Exactly reproduce the entries, dropping any pictures from your copy.

---------- AVAILABLE RECORDS ----------

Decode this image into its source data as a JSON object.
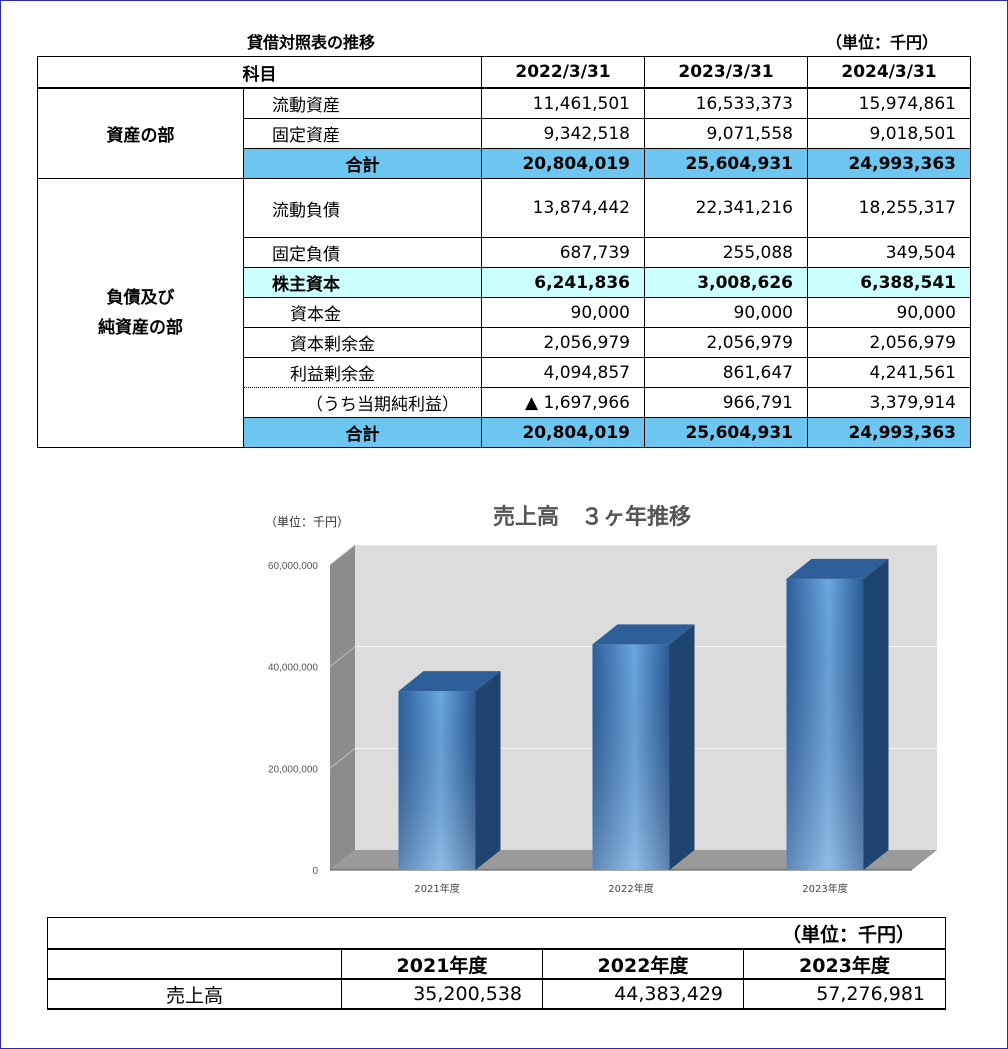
{
  "balance_sheet": {
    "title": "貸借対照表の推移",
    "unit": "（単位：千円）",
    "header": {
      "subject": "科目",
      "dates": [
        "2022/3/31",
        "2023/3/31",
        "2024/3/31"
      ]
    },
    "assets": {
      "section": "資産の部",
      "rows": [
        {
          "label": "流動資産",
          "values": [
            "11,461,501",
            "16,533,373",
            "15,974,861"
          ]
        },
        {
          "label": "固定資産",
          "values": [
            "9,342,518",
            "9,071,558",
            "9,018,501"
          ]
        }
      ],
      "total": {
        "label": "合計",
        "values": [
          "20,804,019",
          "25,604,931",
          "24,993,363"
        ]
      }
    },
    "liabilities": {
      "section_line1": "負債及び",
      "section_line2": "純資産の部",
      "current": {
        "label": "流動負債",
        "values": [
          "13,874,442",
          "22,341,216",
          "18,255,317"
        ]
      },
      "fixed": {
        "label": "固定負債",
        "values": [
          "687,739",
          "255,088",
          "349,504"
        ]
      },
      "equity": {
        "label": "株主資本",
        "values": [
          "6,241,836",
          "3,008,626",
          "6,388,541"
        ]
      },
      "capital": {
        "label": "資本金",
        "values": [
          "90,000",
          "90,000",
          "90,000"
        ]
      },
      "capital_surplus": {
        "label": "資本剰余金",
        "values": [
          "2,056,979",
          "2,056,979",
          "2,056,979"
        ]
      },
      "retained": {
        "label": "利益剰余金",
        "values": [
          "4,094,857",
          "861,647",
          "4,241,561"
        ]
      },
      "net_income": {
        "label": "（うち当期純利益）",
        "values": [
          "▲ 1,697,966",
          "966,791",
          "3,379,914"
        ]
      },
      "total": {
        "label": "合計",
        "values": [
          "20,804,019",
          "25,604,931",
          "24,993,363"
        ]
      }
    }
  },
  "chart_data": {
    "type": "bar",
    "title": "売上高　３ヶ年推移",
    "unit_label": "（単位：千円）",
    "categories": [
      "2021年度",
      "2022年度",
      "2023年度"
    ],
    "values": [
      35200538,
      44383429,
      57276981
    ],
    "y_ticks": [
      "0",
      "20,000,000",
      "40,000,000",
      "60,000,000"
    ],
    "ylim": [
      0,
      60000000
    ],
    "grid": true,
    "colors": {
      "bar": "#3d7cc0",
      "bar_top": "#2f5f9a",
      "bar_side": "#1f4470",
      "wall": "#dcdcdc",
      "wall_side": "#8c8c8c"
    }
  },
  "sales_table": {
    "unit": "（単位：千円）",
    "headers": [
      "2021年度",
      "2022年度",
      "2023年度"
    ],
    "row_label": "売上高",
    "values": [
      "35,200,538",
      "44,383,429",
      "57,276,981"
    ]
  }
}
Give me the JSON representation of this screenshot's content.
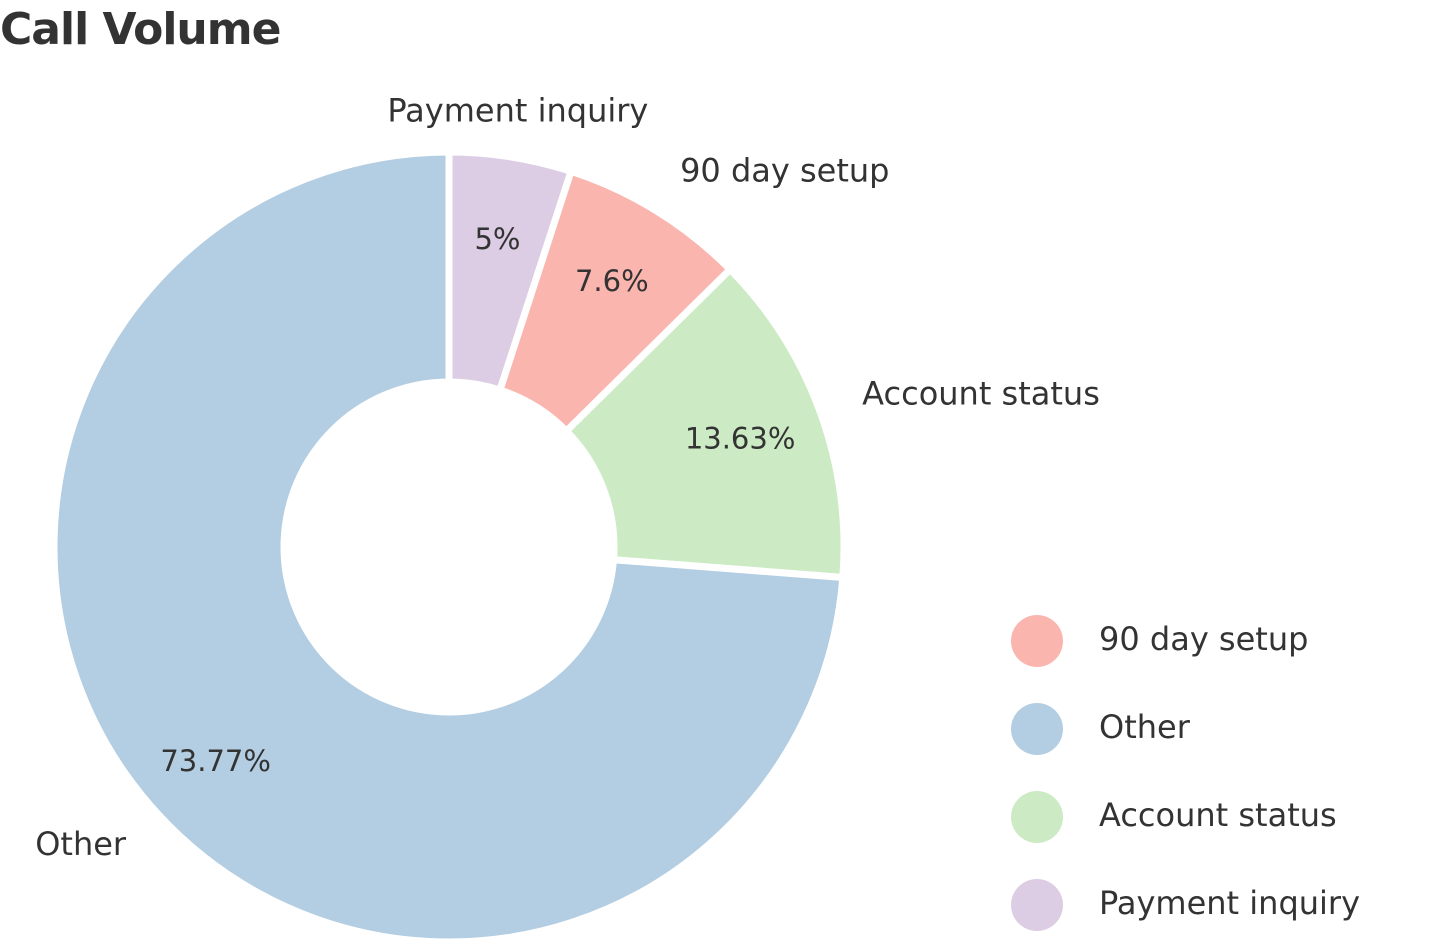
{
  "chart_data": {
    "type": "pie",
    "subtype": "donut",
    "title": "Call Volume",
    "slices": [
      {
        "name": "Payment inquiry",
        "value": 5,
        "label": "5%",
        "color": "#dccde4"
      },
      {
        "name": "90 day setup",
        "value": 7.6,
        "label": "7.6%",
        "color": "#f9b5ae"
      },
      {
        "name": "Account status",
        "value": 13.63,
        "label": "13.63%",
        "color": "#ccebc5"
      },
      {
        "name": "Other",
        "value": 73.77,
        "label": "73.77%",
        "color": "#b3cde2"
      }
    ],
    "legend": {
      "position": "bottom-right",
      "entries": [
        {
          "name": "90 day setup",
          "color": "#f9b5ae"
        },
        {
          "name": "Other",
          "color": "#b3cde2"
        },
        {
          "name": "Account status",
          "color": "#ccebc5"
        },
        {
          "name": "Payment inquiry",
          "color": "#dccde4"
        }
      ]
    }
  }
}
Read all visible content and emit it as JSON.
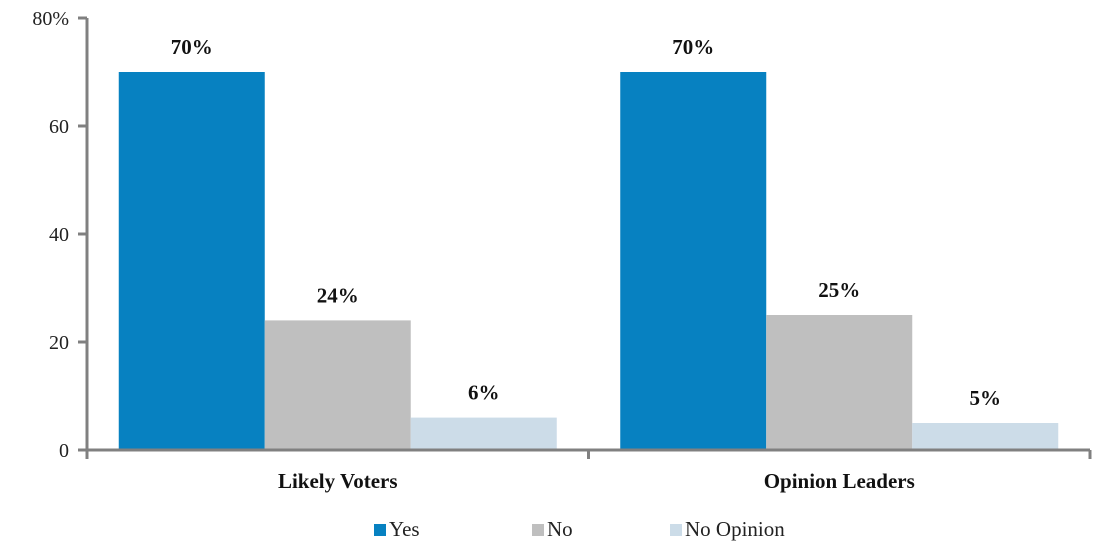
{
  "chart_data": {
    "type": "bar",
    "categories": [
      "Likely Voters",
      "Opinion Leaders"
    ],
    "series": [
      {
        "name": "Yes",
        "values": [
          70,
          70
        ],
        "labels": [
          "70%",
          "70%"
        ],
        "color": "#0781C1"
      },
      {
        "name": "No",
        "values": [
          24,
          25
        ],
        "labels": [
          "24%",
          "25%"
        ],
        "color": "#BFBFBF"
      },
      {
        "name": "No Opinion",
        "values": [
          6,
          5
        ],
        "labels": [
          "6%",
          "5%"
        ],
        "color": "#CCDCE8"
      }
    ],
    "yticks": [
      "0",
      "20",
      "40",
      "60",
      "80%"
    ],
    "ylim": [
      0,
      80
    ],
    "legend_position": "bottom",
    "grid": false
  }
}
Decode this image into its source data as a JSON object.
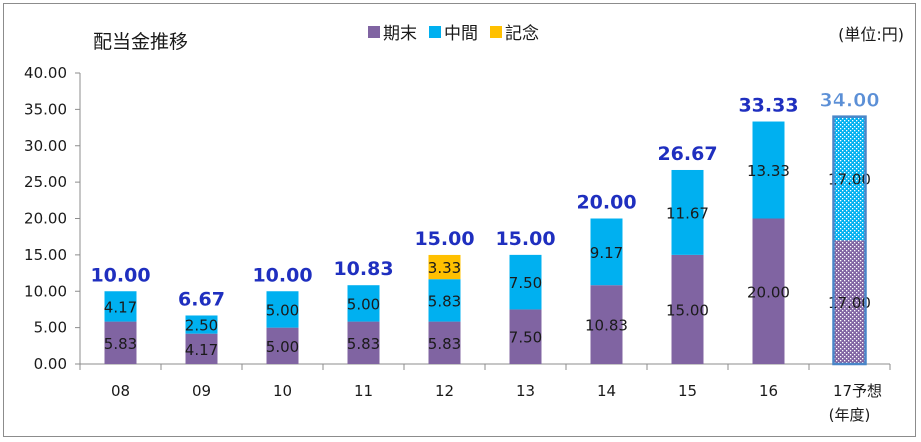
{
  "chart_data": {
    "type": "bar",
    "stacked": true,
    "title": "配当金推移",
    "unit_note": "(単位:円)",
    "x_axis_unit": "(年度)",
    "categories": [
      "08",
      "09",
      "10",
      "11",
      "12",
      "13",
      "14",
      "15",
      "16",
      "17予想"
    ],
    "ylim": [
      0,
      40
    ],
    "yticks": [
      "0.00",
      "5.00",
      "10.00",
      "15.00",
      "20.00",
      "25.00",
      "30.00",
      "35.00",
      "40.00"
    ],
    "grid": false,
    "legend_position": "top-center",
    "series": [
      {
        "name": "期末",
        "color": "#8064a2",
        "values": [
          5.83,
          4.17,
          5.0,
          5.83,
          5.83,
          7.5,
          10.83,
          15.0,
          20.0,
          17.0
        ],
        "labels": [
          "5.83",
          "4.17",
          "5.00",
          "5.83",
          "5.83",
          "7.50",
          "10.83",
          "15.00",
          "20.00",
          "17.00"
        ]
      },
      {
        "name": "中間",
        "color": "#00b0f0",
        "values": [
          4.17,
          2.5,
          5.0,
          5.0,
          5.83,
          7.5,
          9.17,
          11.67,
          13.33,
          17.0
        ],
        "labels": [
          "4.17",
          "2.50",
          "5.00",
          "5.00",
          "5.83",
          "7.50",
          "9.17",
          "11.67",
          "13.33",
          "17.00"
        ]
      },
      {
        "name": "記念",
        "color": "#ffc000",
        "values": [
          0,
          0,
          0,
          0,
          3.33,
          0,
          0,
          0,
          0,
          0
        ],
        "labels": [
          "",
          "",
          "",
          "",
          "3.33",
          "",
          "",
          "",
          "",
          ""
        ]
      }
    ],
    "totals": [
      "10.00",
      "6.67",
      "10.00",
      "10.83",
      "15.00",
      "15.00",
      "20.00",
      "26.67",
      "33.33",
      "34.00"
    ],
    "forecast_index": 9
  }
}
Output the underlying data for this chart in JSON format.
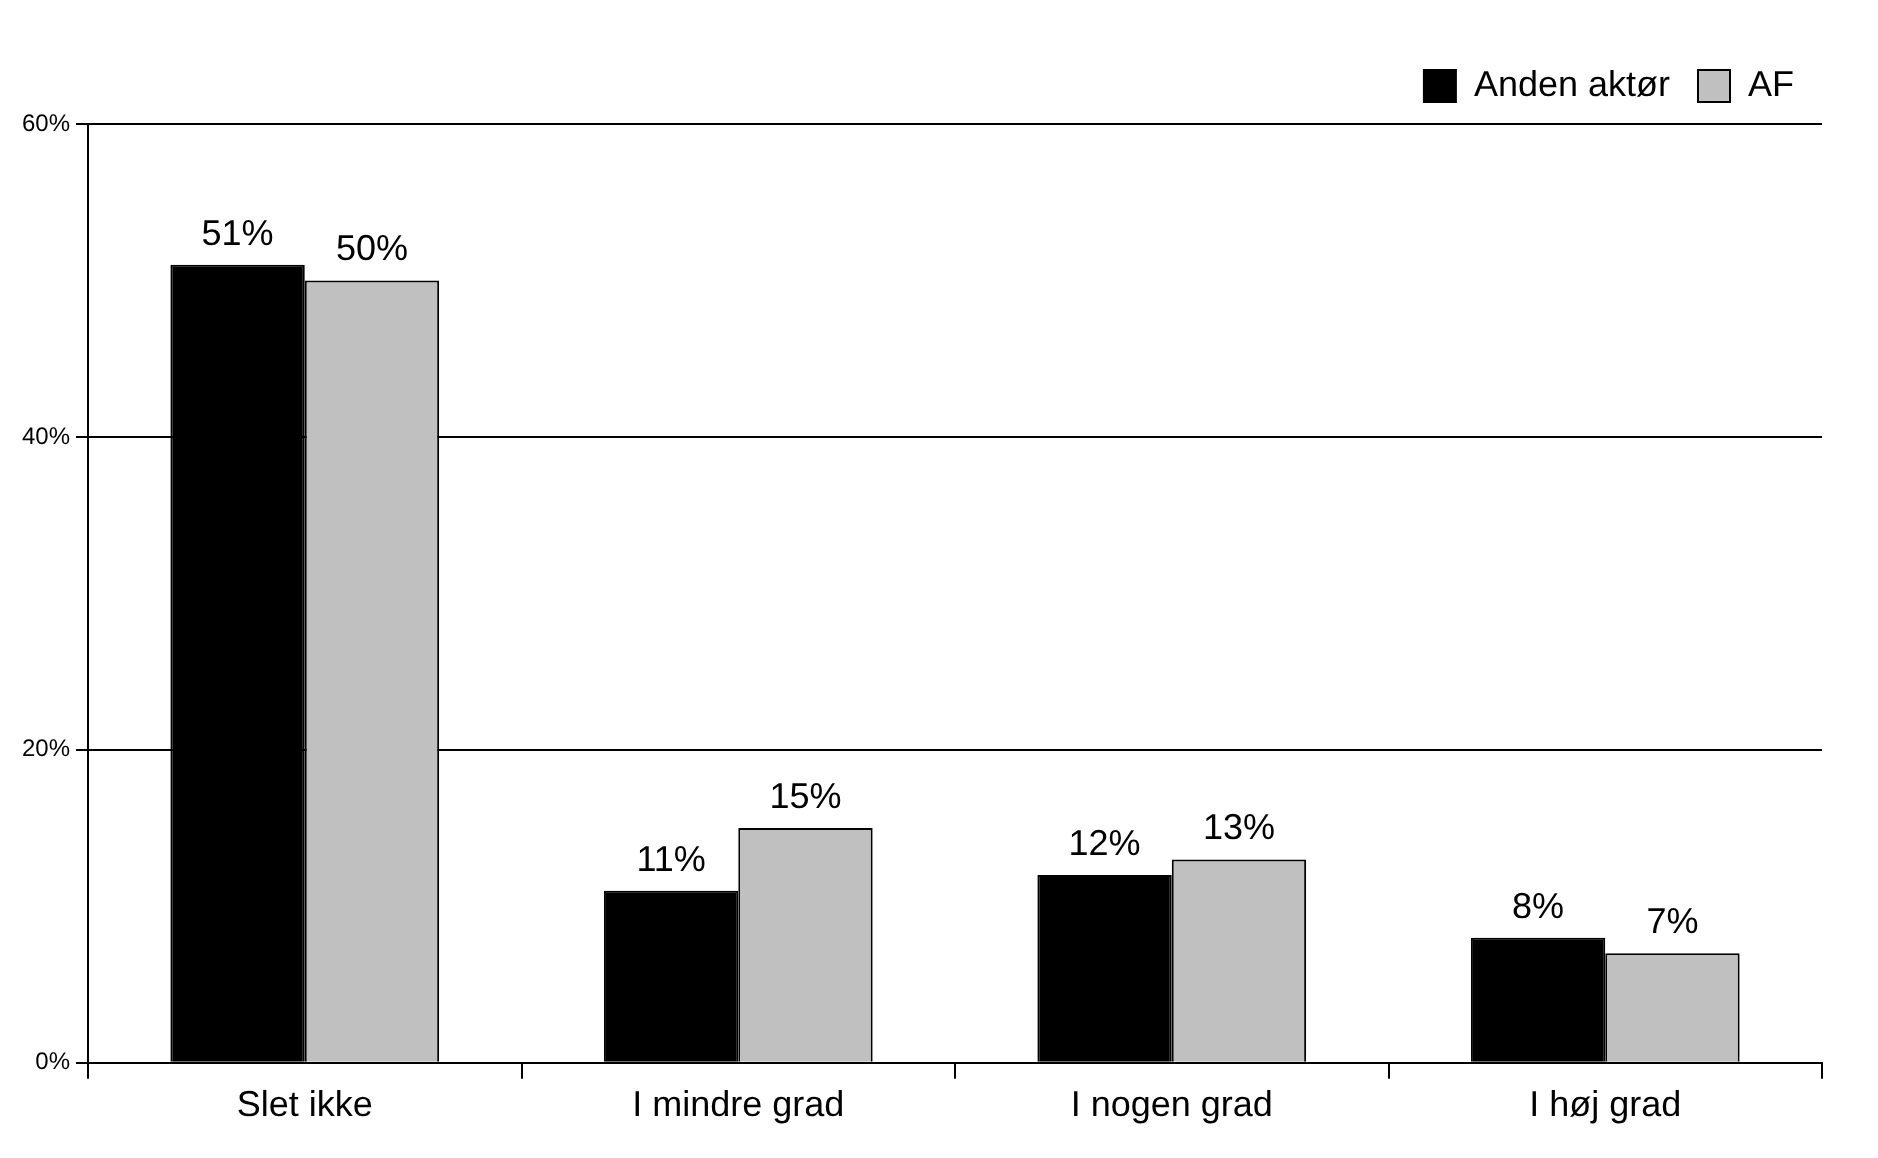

----------

§ **COMPLETE ANSWER**
Decode this image into its source data as a JSON object.
{
  "balance_sheet": {
    "title": "貸借対照表の推移",
    "unit": "（単位：千円）",
    "header": {
      "subject": "科目",
      "dates": [
        "2022/3/31",
        "2023/3/31",
        "2024/3/31"
      ]
    },
    "assets": {
      "section": "資産の部",
      "rows": [
        {
          "label": "流動資産",
          "values": [
            "11,461,501",
            "16,533,373",
            "15,974,861"
          ]
        },
        {
          "label": "固定資産",
          "values": [
            "9,342,518",
            "9,071,558",
            "9,018,501"
          ]
        }
      ],
      "total": {
        "label": "合計",
        "values": [
          "20,804,019",
          "25,604,931",
          "24,993,363"
        ]
      }
    },
    "liabilities": {
      "section_line1": "負債及び",
      "section_line2": "純資産の部",
      "current": {
        "label": "流動負債",
        "values": [
          "13,874,442",
          "22,341,216",
          "18,255,317"
        ]
      },
      "fixed": {
        "label": "固定負債",
        "values": [
          "687,739",
          "255,088",
          "349,504"
        ]
      },
      "equity": {
        "label": "株主資本",
        "values": [
          "6,241,836",
          "3,008,626",
          "6,388,541"
        ]
      },
      "capital": {
        "label": "資本金",
        "values": [
          "90,000",
          "90,000",
          "90,000"
        ]
      },
      "capital_surplus": {
        "label": "資本剰余金",
        "values": [
          "2,056,979",
          "2,056,979",
          "2,056,979"
        ]
      },
      "retained": {
        "label": "利益剰余金",
        "values": [
          "4,094,857",
          "861,647",
          "4,241,561"
        ]
      },
      "net_income": {
        "label": "（うち当期純利益）",
        "values": [
          "▲ 1,697,966",
          "966,791",
          "3,379,914"
        ]
      },
      "total": {
        "label": "合計",
        "values": [
          "20,804,019",
          "25,604,931",
          "24,993,363"
        ]
      }
    }
  },
  "chart_data": {
    "type": "bar",
    "title": "売上高　３ヶ年推移",
    "unit_label": "（単位：千円）",
    "categories": [
      "2021年度",
      "2022年度",
      "2023年度"
    ],
    "values": [
      35200538,
      44383429,
      57276981
    ],
    "y_ticks": [
      "0",
      "20,000,000",
      "40,000,000",
      "60,000,000"
    ],
    "ylim": [
      0,
      60000000
    ],
    "grid": true,
    "colors": {
      "bar": "#3d7cc0",
      "bar_top": "#2f5f9a",
      "bar_side": "#1f4470",
      "wall": "#dcdcdc",
      "wall_side": "#8c8c8c"
    }
  },
  "sales_table": {
    "unit": "（単位：千円）",
    "headers": [
      "2021年度",
      "2022年度",
      "2023年度"
    ],
    "row_label": "売上高",
    "values": [
      "35,200,538",
      "44,383,429",
      "57,276,981"
    ]
  }
}
Give me the JSON representation of this screenshot's content.
{
  "chart_data": {
    "type": "pie",
    "subtype": "donut",
    "title": "Call Volume",
    "slices": [
      {
        "name": "Payment inquiry",
        "value": 5,
        "label": "5%",
        "color": "#dccde4"
      },
      {
        "name": "90 day setup",
        "value": 7.6,
        "label": "7.6%",
        "color": "#f9b5ae"
      },
      {
        "name": "Account status",
        "value": 13.63,
        "label": "13.63%",
        "color": "#ccebc5"
      },
      {
        "name": "Other",
        "value": 73.77,
        "label": "73.77%",
        "color": "#b3cde2"
      }
    ],
    "legend": {
      "position": "bottom-right",
      "entries": [
        {
          "name": "90 day setup",
          "color": "#f9b5ae"
        },
        {
          "name": "Other",
          "color": "#b3cde2"
        },
        {
          "name": "Account status",
          "color": "#ccebc5"
        },
        {
          "name": "Payment inquiry",
          "color": "#dccde4"
        }
      ]
    }
  }
}
Read all visible content and emit it as JSON.
{
  "chart_data": {
    "type": "bar",
    "categories": [
      "Likely Voters",
      "Opinion Leaders"
    ],
    "series": [
      {
        "name": "Yes",
        "values": [
          70,
          70
        ],
        "labels": [
          "70%",
          "70%"
        ],
        "color": "#0781C1"
      },
      {
        "name": "No",
        "values": [
          24,
          25
        ],
        "labels": [
          "24%",
          "25%"
        ],
        "color": "#BFBFBF"
      },
      {
        "name": "No Opinion",
        "values": [
          6,
          5
        ],
        "labels": [
          "6%",
          "5%"
        ],
        "color": "#CCDCE8"
      }
    ],
    "yticks": [
      "0",
      "20",
      "40",
      "60",
      "80%"
    ],
    "ylim": [
      0,
      80
    ],
    "legend_position": "bottom",
    "grid": false
  }
}
Decode this image into its source data as a JSON object.
{
  "chart_data": {
    "type": "bar",
    "stacked": true,
    "title": "配当金推移",
    "unit_note": "(単位:円)",
    "x_axis_unit": "(年度)",
    "categories": [
      "08",
      "09",
      "10",
      "11",
      "12",
      "13",
      "14",
      "15",
      "16",
      "17予想"
    ],
    "ylim": [
      0,
      40
    ],
    "yticks": [
      "0.00",
      "5.00",
      "10.00",
      "15.00",
      "20.00",
      "25.00",
      "30.00",
      "35.00",
      "40.00"
    ],
    "grid": false,
    "legend_position": "top-center",
    "series": [
      {
        "name": "期末",
        "color": "#8064a2",
        "values": [
          5.83,
          4.17,
          5.0,
          5.83,
          5.83,
          7.5,
          10.83,
          15.0,
          20.0,
          17.0
        ],
        "labels": [
          "5.83",
          "4.17",
          "5.00",
          "5.83",
          "5.83",
          "7.50",
          "10.83",
          "15.00",
          "20.00",
          "17.00"
        ]
      },
      {
        "name": "中間",
        "color": "#00b0f0",
        "values": [
          4.17,
          2.5,
          5.0,
          5.0,
          5.83,
          7.5,
          9.17,
          11.67,
          13.33,
          17.0
        ],
        "labels": [
          "4.17",
          "2.50",
          "5.00",
          "5.00",
          "5.83",
          "7.50",
          "9.17",
          "11.67",
          "13.33",
          "17.00"
        ]
      },
      {
        "name": "記念",
        "color": "#ffc000",
        "values": [
          0,
          0,
          0,
          0,
          3.33,
          0,
          0,
          0,
          0,
          0
        ],
        "labels": [
          "",
          "",
          "",
          "",
          "3.33",
          "",
          "",
          "",
          "",
          ""
        ]
      }
    ],
    "totals": [
      "10.00",
      "6.67",
      "10.00",
      "10.83",
      "15.00",
      "15.00",
      "20.00",
      "26.67",
      "33.33",
      "34.00"
    ],
    "forecast_index": 9
  }
}
Output the underlying data for this chart in JSON format.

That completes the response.